TASK REQUIREMENTS =
Reproduce the items word for word, from the first line through the line that contains "line xyxy=(11,110,765,246)", including both of those lines.

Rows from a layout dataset
>>

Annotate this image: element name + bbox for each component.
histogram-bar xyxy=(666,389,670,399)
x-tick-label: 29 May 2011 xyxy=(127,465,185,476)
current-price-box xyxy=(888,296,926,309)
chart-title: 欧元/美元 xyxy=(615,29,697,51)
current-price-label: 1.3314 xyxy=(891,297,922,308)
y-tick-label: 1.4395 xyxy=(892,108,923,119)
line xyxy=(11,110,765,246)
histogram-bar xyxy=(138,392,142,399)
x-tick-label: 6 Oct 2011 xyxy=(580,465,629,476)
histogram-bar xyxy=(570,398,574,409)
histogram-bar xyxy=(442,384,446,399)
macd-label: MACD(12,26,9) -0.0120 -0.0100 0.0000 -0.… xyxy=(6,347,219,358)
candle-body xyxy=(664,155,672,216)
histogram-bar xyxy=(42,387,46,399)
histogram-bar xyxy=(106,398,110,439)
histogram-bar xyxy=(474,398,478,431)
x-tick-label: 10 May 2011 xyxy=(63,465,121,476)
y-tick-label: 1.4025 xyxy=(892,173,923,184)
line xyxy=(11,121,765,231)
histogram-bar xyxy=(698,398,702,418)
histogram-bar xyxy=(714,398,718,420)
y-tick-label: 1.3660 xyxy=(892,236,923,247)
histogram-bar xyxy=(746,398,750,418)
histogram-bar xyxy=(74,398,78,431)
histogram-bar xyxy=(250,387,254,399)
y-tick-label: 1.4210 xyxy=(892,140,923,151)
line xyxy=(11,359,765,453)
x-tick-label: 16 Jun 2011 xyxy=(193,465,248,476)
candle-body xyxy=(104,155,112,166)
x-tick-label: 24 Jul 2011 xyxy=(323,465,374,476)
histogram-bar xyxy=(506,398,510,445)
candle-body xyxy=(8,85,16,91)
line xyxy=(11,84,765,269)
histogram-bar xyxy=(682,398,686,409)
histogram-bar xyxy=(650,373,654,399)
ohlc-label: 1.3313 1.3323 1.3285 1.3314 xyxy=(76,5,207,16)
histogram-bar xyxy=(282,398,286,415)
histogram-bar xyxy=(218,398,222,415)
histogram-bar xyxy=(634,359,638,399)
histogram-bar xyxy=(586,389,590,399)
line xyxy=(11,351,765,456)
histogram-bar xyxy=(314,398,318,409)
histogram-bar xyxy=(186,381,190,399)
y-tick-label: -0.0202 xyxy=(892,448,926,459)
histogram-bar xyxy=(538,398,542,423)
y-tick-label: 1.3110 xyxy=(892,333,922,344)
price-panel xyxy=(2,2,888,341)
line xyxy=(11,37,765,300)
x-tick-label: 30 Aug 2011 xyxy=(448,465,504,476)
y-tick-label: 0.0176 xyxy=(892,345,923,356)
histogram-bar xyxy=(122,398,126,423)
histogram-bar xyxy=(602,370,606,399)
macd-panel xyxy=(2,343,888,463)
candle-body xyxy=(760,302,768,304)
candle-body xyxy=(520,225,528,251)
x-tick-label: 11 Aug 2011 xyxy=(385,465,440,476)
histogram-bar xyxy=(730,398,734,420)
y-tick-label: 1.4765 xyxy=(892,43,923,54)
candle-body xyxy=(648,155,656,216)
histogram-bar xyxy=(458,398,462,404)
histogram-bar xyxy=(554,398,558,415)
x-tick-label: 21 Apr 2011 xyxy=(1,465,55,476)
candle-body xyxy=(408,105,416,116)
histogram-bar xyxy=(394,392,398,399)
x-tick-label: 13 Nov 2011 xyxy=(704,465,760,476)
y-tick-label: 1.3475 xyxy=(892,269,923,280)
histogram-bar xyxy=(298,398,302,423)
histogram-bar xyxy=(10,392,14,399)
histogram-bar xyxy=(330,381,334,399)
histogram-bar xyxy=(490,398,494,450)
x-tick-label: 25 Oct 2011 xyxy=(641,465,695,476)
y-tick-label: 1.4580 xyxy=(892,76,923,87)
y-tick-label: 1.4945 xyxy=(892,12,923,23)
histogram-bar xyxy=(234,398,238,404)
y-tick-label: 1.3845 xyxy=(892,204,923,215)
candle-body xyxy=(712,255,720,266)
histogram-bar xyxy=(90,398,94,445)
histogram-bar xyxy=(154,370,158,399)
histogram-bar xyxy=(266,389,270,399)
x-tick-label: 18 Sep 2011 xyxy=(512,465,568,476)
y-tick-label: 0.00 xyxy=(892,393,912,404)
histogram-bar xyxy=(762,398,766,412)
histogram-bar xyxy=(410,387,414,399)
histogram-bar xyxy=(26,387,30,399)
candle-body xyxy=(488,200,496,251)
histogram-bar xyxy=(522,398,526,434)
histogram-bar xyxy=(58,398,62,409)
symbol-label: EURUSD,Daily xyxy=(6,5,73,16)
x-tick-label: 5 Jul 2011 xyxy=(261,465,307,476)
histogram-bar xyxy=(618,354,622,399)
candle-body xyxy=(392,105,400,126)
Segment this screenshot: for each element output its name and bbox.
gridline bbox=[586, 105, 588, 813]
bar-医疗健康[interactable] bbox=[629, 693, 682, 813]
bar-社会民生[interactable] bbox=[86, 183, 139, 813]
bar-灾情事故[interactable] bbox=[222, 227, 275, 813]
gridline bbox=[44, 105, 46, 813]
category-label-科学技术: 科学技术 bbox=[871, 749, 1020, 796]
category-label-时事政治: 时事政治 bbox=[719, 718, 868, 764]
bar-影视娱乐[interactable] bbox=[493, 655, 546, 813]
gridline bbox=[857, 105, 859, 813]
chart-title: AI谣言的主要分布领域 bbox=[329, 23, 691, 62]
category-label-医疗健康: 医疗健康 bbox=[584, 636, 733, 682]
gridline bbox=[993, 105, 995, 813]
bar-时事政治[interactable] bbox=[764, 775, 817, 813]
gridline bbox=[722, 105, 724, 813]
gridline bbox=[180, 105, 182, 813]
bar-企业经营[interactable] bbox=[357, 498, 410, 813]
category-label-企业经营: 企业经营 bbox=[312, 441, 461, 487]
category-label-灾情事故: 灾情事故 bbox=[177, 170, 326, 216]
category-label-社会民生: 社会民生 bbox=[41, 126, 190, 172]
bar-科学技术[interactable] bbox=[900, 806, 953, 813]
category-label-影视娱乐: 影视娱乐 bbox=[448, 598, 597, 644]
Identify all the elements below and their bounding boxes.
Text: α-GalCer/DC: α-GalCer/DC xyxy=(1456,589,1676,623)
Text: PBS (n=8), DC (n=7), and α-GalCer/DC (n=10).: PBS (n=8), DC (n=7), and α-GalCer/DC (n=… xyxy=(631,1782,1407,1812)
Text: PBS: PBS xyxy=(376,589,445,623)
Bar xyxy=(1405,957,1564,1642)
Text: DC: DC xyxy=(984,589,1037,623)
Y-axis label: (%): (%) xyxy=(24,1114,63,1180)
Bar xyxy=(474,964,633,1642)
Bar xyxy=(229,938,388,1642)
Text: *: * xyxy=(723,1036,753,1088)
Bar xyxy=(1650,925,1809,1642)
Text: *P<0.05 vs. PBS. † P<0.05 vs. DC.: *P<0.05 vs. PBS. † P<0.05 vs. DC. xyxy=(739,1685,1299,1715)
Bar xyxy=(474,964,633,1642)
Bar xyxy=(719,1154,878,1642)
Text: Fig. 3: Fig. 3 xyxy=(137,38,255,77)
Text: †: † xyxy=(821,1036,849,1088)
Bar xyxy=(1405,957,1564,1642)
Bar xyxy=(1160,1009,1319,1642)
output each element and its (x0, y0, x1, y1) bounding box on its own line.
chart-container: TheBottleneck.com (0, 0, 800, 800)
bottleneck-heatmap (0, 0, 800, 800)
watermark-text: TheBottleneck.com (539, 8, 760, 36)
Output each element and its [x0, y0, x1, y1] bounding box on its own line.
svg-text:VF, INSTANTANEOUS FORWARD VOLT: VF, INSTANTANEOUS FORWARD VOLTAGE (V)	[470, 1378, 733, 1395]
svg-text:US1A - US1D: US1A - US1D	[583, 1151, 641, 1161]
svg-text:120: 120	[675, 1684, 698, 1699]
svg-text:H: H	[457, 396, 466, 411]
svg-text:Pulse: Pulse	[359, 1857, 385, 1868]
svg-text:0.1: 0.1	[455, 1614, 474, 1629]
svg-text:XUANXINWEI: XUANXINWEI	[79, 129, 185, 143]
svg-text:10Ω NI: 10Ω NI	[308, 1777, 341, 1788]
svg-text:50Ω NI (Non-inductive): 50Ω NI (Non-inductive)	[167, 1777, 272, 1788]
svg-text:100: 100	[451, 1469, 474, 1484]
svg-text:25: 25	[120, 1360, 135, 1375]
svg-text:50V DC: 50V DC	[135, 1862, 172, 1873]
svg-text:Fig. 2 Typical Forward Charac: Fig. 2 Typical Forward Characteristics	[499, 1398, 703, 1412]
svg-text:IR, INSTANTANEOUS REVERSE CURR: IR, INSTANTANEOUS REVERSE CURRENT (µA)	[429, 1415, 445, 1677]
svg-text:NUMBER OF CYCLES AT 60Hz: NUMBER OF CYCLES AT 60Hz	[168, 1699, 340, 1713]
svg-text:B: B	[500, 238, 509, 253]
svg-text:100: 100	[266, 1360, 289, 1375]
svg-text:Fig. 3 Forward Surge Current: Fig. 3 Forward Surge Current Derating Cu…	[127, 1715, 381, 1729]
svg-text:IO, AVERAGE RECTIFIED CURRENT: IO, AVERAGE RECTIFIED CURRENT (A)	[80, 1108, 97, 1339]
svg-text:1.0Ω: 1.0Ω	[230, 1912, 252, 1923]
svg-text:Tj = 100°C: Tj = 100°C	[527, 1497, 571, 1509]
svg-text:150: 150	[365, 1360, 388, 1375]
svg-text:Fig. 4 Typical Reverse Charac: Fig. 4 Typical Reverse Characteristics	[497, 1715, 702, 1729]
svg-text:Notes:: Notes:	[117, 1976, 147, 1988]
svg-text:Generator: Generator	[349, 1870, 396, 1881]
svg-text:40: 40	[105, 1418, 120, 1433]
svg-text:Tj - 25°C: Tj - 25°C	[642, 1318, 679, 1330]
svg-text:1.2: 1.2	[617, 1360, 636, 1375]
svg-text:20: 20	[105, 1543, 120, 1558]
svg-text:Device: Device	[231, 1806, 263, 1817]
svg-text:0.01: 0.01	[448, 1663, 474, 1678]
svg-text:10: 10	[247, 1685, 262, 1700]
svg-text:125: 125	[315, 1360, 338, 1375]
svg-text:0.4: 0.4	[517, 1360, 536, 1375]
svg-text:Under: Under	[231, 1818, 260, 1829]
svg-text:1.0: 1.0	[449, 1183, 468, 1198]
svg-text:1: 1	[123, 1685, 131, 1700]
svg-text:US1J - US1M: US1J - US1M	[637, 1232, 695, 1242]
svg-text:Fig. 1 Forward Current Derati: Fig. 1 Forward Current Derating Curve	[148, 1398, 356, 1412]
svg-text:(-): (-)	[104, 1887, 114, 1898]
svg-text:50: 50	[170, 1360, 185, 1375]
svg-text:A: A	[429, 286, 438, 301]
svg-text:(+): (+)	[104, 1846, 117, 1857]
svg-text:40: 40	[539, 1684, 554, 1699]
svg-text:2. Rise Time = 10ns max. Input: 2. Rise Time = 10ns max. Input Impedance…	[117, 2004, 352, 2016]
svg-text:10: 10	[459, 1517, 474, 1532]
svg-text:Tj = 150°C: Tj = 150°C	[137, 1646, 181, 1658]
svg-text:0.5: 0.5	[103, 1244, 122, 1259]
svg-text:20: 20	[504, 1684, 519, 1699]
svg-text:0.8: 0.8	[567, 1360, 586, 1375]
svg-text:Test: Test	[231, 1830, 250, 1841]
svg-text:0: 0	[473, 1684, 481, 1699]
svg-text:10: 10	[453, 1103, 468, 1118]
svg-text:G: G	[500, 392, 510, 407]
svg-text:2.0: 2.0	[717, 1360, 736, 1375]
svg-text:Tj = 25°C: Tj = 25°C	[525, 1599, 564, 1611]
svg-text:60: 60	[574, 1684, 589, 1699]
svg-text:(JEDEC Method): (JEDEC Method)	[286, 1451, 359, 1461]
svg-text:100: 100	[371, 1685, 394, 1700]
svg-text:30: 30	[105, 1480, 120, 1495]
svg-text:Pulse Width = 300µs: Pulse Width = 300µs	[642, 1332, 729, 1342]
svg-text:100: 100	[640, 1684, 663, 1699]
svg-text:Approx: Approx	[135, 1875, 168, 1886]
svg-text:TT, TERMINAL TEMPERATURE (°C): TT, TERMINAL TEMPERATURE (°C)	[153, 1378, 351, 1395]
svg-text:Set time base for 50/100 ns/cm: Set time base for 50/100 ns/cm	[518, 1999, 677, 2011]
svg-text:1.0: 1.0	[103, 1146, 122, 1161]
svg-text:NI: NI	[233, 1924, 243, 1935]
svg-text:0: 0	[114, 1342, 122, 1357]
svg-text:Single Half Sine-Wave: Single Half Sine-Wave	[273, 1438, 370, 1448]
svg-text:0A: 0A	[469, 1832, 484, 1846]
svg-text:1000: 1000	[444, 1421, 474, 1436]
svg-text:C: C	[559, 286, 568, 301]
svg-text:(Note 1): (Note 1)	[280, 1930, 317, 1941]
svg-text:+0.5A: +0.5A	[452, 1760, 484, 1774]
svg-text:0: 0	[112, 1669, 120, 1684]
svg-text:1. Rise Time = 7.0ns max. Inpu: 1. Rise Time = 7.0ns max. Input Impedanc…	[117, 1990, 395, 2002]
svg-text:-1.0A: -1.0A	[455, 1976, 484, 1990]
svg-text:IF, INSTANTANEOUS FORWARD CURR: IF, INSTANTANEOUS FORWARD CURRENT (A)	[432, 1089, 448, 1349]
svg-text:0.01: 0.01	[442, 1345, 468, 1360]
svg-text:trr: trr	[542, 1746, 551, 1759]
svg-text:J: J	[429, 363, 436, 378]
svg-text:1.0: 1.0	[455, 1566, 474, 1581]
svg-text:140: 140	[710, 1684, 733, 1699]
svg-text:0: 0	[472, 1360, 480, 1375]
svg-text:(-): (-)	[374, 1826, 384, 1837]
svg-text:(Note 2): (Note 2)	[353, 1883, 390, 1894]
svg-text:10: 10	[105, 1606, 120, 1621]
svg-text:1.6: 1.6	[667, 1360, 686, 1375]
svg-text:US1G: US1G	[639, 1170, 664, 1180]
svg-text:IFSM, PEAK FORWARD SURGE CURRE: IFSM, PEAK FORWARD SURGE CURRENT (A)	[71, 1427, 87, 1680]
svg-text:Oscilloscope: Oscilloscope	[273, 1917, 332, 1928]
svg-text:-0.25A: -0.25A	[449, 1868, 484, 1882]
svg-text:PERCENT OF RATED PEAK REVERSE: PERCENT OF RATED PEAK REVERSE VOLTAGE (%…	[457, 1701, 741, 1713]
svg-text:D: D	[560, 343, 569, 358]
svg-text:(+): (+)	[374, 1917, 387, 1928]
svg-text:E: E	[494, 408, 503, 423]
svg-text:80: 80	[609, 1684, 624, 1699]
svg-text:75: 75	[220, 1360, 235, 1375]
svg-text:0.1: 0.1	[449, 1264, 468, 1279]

<<

SOLUTION TO THIS PROBLEM =
Annotate this image: element name + bbox for each component.
histogram-bar xyxy=(666,389,670,399)
x-tick-label: 29 May 2011 xyxy=(127,465,185,476)
current-price-box xyxy=(888,296,926,309)
chart-title: 欧元/美元 xyxy=(615,29,697,51)
current-price-label: 1.3314 xyxy=(891,297,922,308)
y-tick-label: 1.4395 xyxy=(892,108,923,119)
line xyxy=(11,110,765,246)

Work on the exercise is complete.